Dataset entries
-- -- --

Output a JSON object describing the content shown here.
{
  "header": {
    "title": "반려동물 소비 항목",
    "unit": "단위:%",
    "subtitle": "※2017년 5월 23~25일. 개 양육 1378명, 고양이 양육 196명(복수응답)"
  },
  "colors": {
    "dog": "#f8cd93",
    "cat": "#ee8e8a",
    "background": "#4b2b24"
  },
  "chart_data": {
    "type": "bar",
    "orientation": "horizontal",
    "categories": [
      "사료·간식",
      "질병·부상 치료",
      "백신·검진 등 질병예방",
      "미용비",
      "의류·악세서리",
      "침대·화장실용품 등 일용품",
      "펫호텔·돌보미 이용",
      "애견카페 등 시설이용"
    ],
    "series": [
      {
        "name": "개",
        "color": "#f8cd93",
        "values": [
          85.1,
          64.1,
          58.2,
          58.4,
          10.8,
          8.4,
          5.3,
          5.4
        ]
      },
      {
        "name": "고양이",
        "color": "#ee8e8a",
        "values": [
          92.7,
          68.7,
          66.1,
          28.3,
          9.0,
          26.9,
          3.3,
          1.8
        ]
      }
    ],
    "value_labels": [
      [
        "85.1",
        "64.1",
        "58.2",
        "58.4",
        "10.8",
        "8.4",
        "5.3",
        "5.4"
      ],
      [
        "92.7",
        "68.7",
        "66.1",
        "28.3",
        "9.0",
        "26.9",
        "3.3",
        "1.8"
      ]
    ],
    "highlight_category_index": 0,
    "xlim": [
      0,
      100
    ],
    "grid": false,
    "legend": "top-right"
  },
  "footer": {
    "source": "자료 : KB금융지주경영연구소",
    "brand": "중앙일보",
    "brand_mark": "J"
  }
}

-- -- --

* **Set problem**
Write the listing out again, exactly as it reads.

* **Answer in full**
Output a JSON object describing the content shown here.
{
  "header": {
    "title": "반려동물 소비 항목",
    "unit": "단위:%",
    "subtitle": "※2017년 5월 23~25일. 개 양육 1378명, 고양이 양육 196명(복수응답)"
  },
  "colors": {
    "dog": "#f8cd93",
    "cat": "#ee8e8a",
    "background": "#4b2b24"
  },
  "chart_data": {
    "type": "bar",
    "orientation": "horizontal",
    "categories": [
      "사료·간식",
      "질병·부상 치료",
      "백신·검진 등 질병예방",
      "미용비",
      "의류·악세서리",
      "침대·화장실용품 등 일용품",
      "펫호텔·돌보미 이용",
      "애견카페 등 시설이용"
    ],
    "series": [
      {
        "name": "개",
        "color": "#f8cd93",
        "values": [
          85.1,
          64.1,
          58.2,
          58.4,
          10.8,
          8.4,
          5.3,
          5.4
        ]
      },
      {
        "name": "고양이",
        "color": "#ee8e8a",
        "values": [
          92.7,
          68.7,
          66.1,
          28.3,
          9.0,
          26.9,
          3.3,
          1.8
        ]
      }
    ],
    "value_labels": [
      [
        "85.1",
        "64.1",
        "58.2",
        "58.4",
        "10.8",
        "8.4",
        "5.3",
        "5.4"
      ],
      [
        "92.7",
        "68.7",
        "66.1",
        "28.3",
        "9.0",
        "26.9",
        "3.3",
        "1.8"
      ]
    ],
    "highlight_category_index": 0,
    "xlim": [
      0,
      100
    ],
    "grid": false,
    "legend": "top-right"
  },
  "footer": {
    "source": "자료 : KB금융지주경영연구소",
    "brand": "중앙일보",
    "brand_mark": "J"
  }
}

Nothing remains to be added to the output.